Data for this exercise =
§

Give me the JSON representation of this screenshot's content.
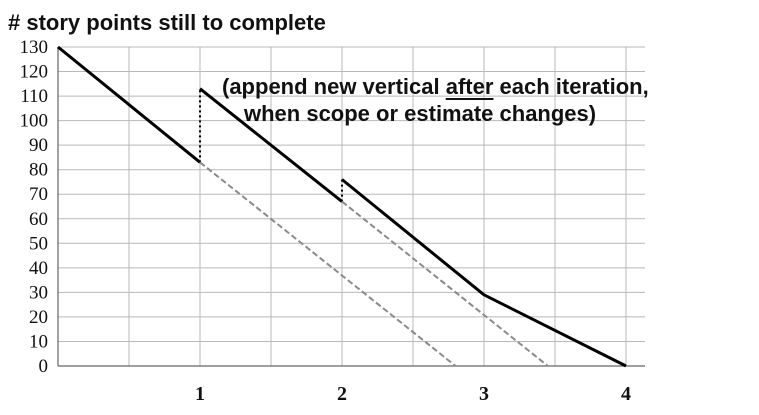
{
  "chart_data": {
    "type": "line",
    "title": "# story points still to complete",
    "annotation_line1": "(append new vertical after each iteration,",
    "annotation_line2": "when scope or estimate changes)",
    "annotation_underlined_word": "after",
    "xlabel": "",
    "ylabel": "",
    "xlim": [
      0,
      4.2
    ],
    "ylim": [
      0,
      130
    ],
    "yticks": [
      0,
      10,
      20,
      30,
      40,
      50,
      60,
      70,
      80,
      90,
      100,
      110,
      120,
      130
    ],
    "xticks": [
      1,
      2,
      3,
      4
    ],
    "grid": true,
    "series": [
      {
        "style": "solid",
        "color": "#000000",
        "points": [
          [
            0,
            130
          ],
          [
            1,
            83
          ]
        ]
      },
      {
        "style": "solid",
        "color": "#000000",
        "points": [
          [
            1,
            113
          ],
          [
            2,
            67
          ]
        ]
      },
      {
        "style": "solid",
        "color": "#000000",
        "points": [
          [
            2,
            76
          ],
          [
            3,
            29
          ],
          [
            4,
            0
          ]
        ]
      },
      {
        "style": "dotted-vertical",
        "color": "#000000",
        "points": [
          [
            1,
            83
          ],
          [
            1,
            113
          ]
        ]
      },
      {
        "style": "dotted-vertical",
        "color": "#000000",
        "points": [
          [
            2,
            67
          ],
          [
            2,
            76
          ]
        ]
      },
      {
        "style": "dashed-projection",
        "color": "#8a8a8a",
        "points": [
          [
            1,
            83
          ],
          [
            2.8,
            0
          ]
        ]
      },
      {
        "style": "dashed-projection",
        "color": "#8a8a8a",
        "points": [
          [
            2,
            67
          ],
          [
            3.45,
            0
          ]
        ]
      }
    ]
  }
}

§

Stated goal = Write out each line of the data exactly; the images should be left out.

Task solution =
Give me the JSON representation of this screenshot's content.
{
  "chart_data": {
    "type": "line",
    "title": "# story points still to complete",
    "annotation_line1": "(append new vertical after each iteration,",
    "annotation_line2": "when scope or estimate changes)",
    "annotation_underlined_word": "after",
    "xlabel": "",
    "ylabel": "",
    "xlim": [
      0,
      4.2
    ],
    "ylim": [
      0,
      130
    ],
    "yticks": [
      0,
      10,
      20,
      30,
      40,
      50,
      60,
      70,
      80,
      90,
      100,
      110,
      120,
      130
    ],
    "xticks": [
      1,
      2,
      3,
      4
    ],
    "grid": true,
    "series": [
      {
        "style": "solid",
        "color": "#000000",
        "points": [
          [
            0,
            130
          ],
          [
            1,
            83
          ]
        ]
      },
      {
        "style": "solid",
        "color": "#000000",
        "points": [
          [
            1,
            113
          ],
          [
            2,
            67
          ]
        ]
      },
      {
        "style": "solid",
        "color": "#000000",
        "points": [
          [
            2,
            76
          ],
          [
            3,
            29
          ],
          [
            4,
            0
          ]
        ]
      },
      {
        "style": "dotted-vertical",
        "color": "#000000",
        "points": [
          [
            1,
            83
          ],
          [
            1,
            113
          ]
        ]
      },
      {
        "style": "dotted-vertical",
        "color": "#000000",
        "points": [
          [
            2,
            67
          ],
          [
            2,
            76
          ]
        ]
      },
      {
        "style": "dashed-projection",
        "color": "#8a8a8a",
        "points": [
          [
            1,
            83
          ],
          [
            2.8,
            0
          ]
        ]
      },
      {
        "style": "dashed-projection",
        "color": "#8a8a8a",
        "points": [
          [
            2,
            67
          ],
          [
            3.45,
            0
          ]
        ]
      }
    ]
  }
}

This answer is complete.